[TASK DIRECTIONS]
Return the listing word for word, as given.
>> START
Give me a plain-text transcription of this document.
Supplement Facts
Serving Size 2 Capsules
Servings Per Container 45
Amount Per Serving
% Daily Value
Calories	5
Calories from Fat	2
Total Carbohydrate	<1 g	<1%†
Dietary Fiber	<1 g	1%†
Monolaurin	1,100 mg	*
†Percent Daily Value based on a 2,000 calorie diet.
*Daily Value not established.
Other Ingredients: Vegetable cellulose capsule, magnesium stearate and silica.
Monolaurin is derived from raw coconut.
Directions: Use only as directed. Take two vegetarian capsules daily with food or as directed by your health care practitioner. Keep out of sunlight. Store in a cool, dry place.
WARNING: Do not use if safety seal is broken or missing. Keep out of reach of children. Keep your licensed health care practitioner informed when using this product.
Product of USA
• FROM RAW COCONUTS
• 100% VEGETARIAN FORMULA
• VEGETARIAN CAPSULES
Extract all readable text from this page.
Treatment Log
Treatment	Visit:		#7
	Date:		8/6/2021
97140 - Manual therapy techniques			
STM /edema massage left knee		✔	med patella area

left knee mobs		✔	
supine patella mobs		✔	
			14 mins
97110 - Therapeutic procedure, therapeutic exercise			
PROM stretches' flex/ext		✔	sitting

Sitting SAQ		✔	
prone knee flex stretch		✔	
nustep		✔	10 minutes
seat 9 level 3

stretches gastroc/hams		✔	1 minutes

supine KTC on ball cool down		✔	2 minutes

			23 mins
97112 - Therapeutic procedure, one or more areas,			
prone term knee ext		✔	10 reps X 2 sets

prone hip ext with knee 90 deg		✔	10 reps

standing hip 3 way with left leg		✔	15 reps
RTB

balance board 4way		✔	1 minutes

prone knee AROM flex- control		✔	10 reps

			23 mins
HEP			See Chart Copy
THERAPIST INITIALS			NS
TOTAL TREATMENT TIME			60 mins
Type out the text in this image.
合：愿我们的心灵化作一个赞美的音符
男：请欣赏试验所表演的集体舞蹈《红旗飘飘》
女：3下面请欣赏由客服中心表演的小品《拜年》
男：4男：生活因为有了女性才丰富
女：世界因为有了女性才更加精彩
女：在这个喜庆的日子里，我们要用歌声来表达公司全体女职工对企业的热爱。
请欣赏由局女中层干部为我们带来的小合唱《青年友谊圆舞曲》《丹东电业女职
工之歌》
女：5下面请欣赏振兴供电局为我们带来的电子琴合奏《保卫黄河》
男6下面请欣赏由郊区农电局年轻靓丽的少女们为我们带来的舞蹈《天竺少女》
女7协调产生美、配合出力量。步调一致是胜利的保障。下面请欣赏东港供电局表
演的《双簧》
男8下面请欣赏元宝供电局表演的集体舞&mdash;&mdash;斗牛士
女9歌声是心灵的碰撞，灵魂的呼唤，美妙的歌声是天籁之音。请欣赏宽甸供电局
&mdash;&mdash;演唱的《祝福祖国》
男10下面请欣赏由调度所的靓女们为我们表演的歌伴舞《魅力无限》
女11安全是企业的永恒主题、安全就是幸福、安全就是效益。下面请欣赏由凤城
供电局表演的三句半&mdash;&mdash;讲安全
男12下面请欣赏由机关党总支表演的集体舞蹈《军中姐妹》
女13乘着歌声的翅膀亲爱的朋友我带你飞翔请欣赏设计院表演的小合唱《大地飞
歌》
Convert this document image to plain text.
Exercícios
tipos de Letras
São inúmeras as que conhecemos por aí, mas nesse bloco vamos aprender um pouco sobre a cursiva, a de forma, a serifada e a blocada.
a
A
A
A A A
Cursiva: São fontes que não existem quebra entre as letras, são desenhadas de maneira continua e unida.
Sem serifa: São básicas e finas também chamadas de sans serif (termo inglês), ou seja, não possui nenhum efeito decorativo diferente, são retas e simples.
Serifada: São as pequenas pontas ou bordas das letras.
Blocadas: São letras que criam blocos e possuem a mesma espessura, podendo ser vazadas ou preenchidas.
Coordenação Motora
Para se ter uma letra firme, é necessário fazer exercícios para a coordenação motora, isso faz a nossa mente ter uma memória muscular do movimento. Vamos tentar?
>> END
[RESPONSE]
Give me a plain-text transcription of this document.
Supplement Facts
Serving Size 2 Capsules
Servings Per Container 45
Amount Per Serving
% Daily Value
Calories	5
Calories from Fat	2
Total Carbohydrate	<1 g	<1%†
Dietary Fiber	<1 g	1%†
Monolaurin	1,100 mg	*
†Percent Daily Value based on a 2,000 calorie diet.
*Daily Value not established.
Other Ingredients: Vegetable cellulose capsule, magnesium stearate and silica.
Monolaurin is derived from raw coconut.
Directions: Use only as directed. Take two vegetarian capsules daily with food or as directed by your health care practitioner. Keep out of sunlight. Store in a cool, dry place.
WARNING: Do not use if safety seal is broken or missing. Keep out of reach of children. Keep your licensed health care practitioner informed when using this product.
Product of USA
• FROM RAW COCONUTS
• 100% VEGETARIAN FORMULA
• VEGETARIAN CAPSULES
Extract all readable text from this page.
Treatment Log
Treatment	Visit:		#7
	Date:		8/6/2021
97140 - Manual therapy techniques			
STM /edema massage left knee		✔	med patella area

left knee mobs		✔	
supine patella mobs		✔	
			14 mins
97110 - Therapeutic procedure, therapeutic exercise			
PROM stretches' flex/ext		✔	sitting

Sitting SAQ		✔	
prone knee flex stretch		✔	
nustep		✔	10 minutes
seat 9 level 3

stretches gastroc/hams		✔	1 minutes

supine KTC on ball cool down		✔	2 minutes

			23 mins
97112 - Therapeutic procedure, one or more areas,			
prone term knee ext		✔	10 reps X 2 sets

prone hip ext with knee 90 deg		✔	10 reps

standing hip 3 way with left leg		✔	15 reps
RTB

balance board 4way		✔	1 minutes

prone knee AROM flex- control		✔	10 reps

			23 mins
HEP			See Chart Copy
THERAPIST INITIALS			NS
TOTAL TREATMENT TIME			60 mins
Type out the text in this image.
合：愿我们的心灵化作一个赞美的音符
男：请欣赏试验所表演的集体舞蹈《红旗飘飘》
女：3下面请欣赏由客服中心表演的小品《拜年》
男：4男：生活因为有了女性才丰富
女：世界因为有了女性才更加精彩
女：在这个喜庆的日子里，我们要用歌声来表达公司全体女职工对企业的热爱。
请欣赏由局女中层干部为我们带来的小合唱《青年友谊圆舞曲》《丹东电业女职
工之歌》
女：5下面请欣赏振兴供电局为我们带来的电子琴合奏《保卫黄河》
男6下面请欣赏由郊区农电局年轻靓丽的少女们为我们带来的舞蹈《天竺少女》
女7协调产生美、配合出力量。步调一致是胜利的保障。下面请欣赏东港供电局表
演的《双簧》
男8下面请欣赏元宝供电局表演的集体舞&mdash;&mdash;斗牛士
女9歌声是心灵的碰撞，灵魂的呼唤，美妙的歌声是天籁之音。请欣赏宽甸供电局
&mdash;&mdash;演唱的《祝福祖国》
男10下面请欣赏由调度所的靓女们为我们表演的歌伴舞《魅力无限》
女11安全是企业的永恒主题、安全就是幸福、安全就是效益。下面请欣赏由凤城
供电局表演的三句半&mdash;&mdash;讲安全
男12下面请欣赏由机关党总支表演的集体舞蹈《军中姐妹》
女13乘着歌声的翅膀亲爱的朋友我带你飞翔请欣赏设计院表演的小合唱《大地飞
歌》
Convert this document image to plain text.
Exercícios
tipos de Letras
São inúmeras as que conhecemos por aí, mas nesse bloco vamos aprender um pouco sobre a cursiva, a de forma, a serifada e a blocada.
a
A
A
A A A
Cursiva: São fontes que não existem quebra entre as letras, são desenhadas de maneira continua e unida.
Sem serifa: São básicas e finas também chamadas de sans serif (termo inglês), ou seja, não possui nenhum efeito decorativo diferente, são retas e simples.
Serifada: São as pequenas pontas ou bordas das letras.
Blocadas: São letras que criam blocos e possuem a mesma espessura, podendo ser vazadas ou preenchidas.
Coordenação Motora
Para se ter uma letra firme, é necessário fazer exercícios para a coordenação motora, isso faz a nossa mente ter uma memória muscular do movimento. Vamos tentar?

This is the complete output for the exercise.